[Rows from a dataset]
====================
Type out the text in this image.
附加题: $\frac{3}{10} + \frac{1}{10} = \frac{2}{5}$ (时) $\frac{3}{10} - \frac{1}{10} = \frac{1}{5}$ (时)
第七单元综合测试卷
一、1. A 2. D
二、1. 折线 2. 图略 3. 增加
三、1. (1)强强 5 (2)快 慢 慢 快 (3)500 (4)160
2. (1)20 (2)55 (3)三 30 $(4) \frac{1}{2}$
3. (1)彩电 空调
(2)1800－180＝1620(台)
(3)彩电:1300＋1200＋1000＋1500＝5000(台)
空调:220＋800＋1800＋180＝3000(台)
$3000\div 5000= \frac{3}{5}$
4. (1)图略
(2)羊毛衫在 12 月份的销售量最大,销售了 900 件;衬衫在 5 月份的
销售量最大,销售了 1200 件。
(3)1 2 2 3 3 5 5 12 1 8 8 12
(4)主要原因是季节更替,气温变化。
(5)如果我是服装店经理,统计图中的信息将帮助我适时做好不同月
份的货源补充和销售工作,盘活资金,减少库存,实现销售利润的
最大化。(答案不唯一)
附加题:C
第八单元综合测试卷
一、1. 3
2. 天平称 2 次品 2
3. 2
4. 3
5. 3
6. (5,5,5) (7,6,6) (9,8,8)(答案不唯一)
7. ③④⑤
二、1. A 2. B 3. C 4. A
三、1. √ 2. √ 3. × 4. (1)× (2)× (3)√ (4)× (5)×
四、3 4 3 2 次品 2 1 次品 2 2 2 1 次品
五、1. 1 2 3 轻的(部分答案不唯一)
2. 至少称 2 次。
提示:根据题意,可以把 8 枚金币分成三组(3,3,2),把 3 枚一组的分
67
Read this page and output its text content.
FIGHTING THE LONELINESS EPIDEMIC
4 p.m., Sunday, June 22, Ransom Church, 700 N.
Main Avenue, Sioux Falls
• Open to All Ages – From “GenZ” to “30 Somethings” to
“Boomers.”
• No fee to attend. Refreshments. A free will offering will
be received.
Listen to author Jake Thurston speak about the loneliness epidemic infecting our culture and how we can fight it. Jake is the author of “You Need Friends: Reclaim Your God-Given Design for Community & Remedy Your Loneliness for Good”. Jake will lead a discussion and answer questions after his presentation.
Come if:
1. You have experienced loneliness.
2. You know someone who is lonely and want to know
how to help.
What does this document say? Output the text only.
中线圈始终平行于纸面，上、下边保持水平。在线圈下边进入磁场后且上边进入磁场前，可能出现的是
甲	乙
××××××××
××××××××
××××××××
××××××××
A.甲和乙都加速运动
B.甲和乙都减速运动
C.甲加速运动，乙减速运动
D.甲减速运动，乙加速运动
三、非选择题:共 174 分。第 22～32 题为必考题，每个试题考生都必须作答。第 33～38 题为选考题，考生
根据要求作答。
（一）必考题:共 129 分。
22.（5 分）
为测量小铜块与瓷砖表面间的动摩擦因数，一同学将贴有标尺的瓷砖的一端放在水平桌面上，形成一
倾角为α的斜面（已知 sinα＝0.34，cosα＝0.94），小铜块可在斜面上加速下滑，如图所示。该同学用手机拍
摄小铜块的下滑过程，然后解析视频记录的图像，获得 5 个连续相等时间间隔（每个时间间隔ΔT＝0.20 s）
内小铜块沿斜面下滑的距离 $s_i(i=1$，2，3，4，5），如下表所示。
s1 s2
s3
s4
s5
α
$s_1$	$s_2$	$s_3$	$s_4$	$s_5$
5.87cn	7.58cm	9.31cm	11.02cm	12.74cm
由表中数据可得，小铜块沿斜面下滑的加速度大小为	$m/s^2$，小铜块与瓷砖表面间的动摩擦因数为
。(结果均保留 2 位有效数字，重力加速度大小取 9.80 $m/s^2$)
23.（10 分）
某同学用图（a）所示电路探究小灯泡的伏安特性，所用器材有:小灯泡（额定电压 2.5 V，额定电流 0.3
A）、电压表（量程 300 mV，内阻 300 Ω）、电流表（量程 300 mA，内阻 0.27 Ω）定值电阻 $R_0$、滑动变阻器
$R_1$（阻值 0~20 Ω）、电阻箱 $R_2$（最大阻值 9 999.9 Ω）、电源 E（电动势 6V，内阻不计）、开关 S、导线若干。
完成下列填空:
====================
■ Written task ■
Reproduce the final stretch of the data above: every line from the one holding "What does this" through the end, inclusive, exactly as written and nothing else.

■ Complete answer ■
What does this document say? Output the text only.
中线圈始终平行于纸面，上、下边保持水平。在线圈下边进入磁场后且上边进入磁场前，可能出现的是
甲	乙
××××××××
××××××××
××××××××
××××××××
A.甲和乙都加速运动
B.甲和乙都减速运动
C.甲加速运动，乙减速运动
D.甲减速运动，乙加速运动
三、非选择题:共 174 分。第 22～32 题为必考题，每个试题考生都必须作答。第 33～38 题为选考题，考生
根据要求作答。
（一）必考题:共 129 分。
22.（5 分）
为测量小铜块与瓷砖表面间的动摩擦因数，一同学将贴有标尺的瓷砖的一端放在水平桌面上，形成一
倾角为α的斜面（已知 sinα＝0.34，cosα＝0.94），小铜块可在斜面上加速下滑，如图所示。该同学用手机拍
摄小铜块的下滑过程，然后解析视频记录的图像，获得 5 个连续相等时间间隔（每个时间间隔ΔT＝0.20 s）
内小铜块沿斜面下滑的距离 $s_i(i=1$，2，3，4，5），如下表所示。
s1 s2
s3
s4
s5
α
$s_1$	$s_2$	$s_3$	$s_4$	$s_5$
5.87cn	7.58cm	9.31cm	11.02cm	12.74cm
由表中数据可得，小铜块沿斜面下滑的加速度大小为	$m/s^2$，小铜块与瓷砖表面间的动摩擦因数为
。(结果均保留 2 位有效数字，重力加速度大小取 9.80 $m/s^2$)
23.（10 分）
某同学用图（a）所示电路探究小灯泡的伏安特性，所用器材有:小灯泡（额定电压 2.5 V，额定电流 0.3
A）、电压表（量程 300 mV，内阻 300 Ω）、电流表（量程 300 mA，内阻 0.27 Ω）定值电阻 $R_0$、滑动变阻器
$R_1$（阻值 0~20 Ω）、电阻箱 $R_2$（最大阻值 9 999.9 Ω）、电源 E（电动势 6V，内阻不计）、开关 S、导线若干。
完成下列填空:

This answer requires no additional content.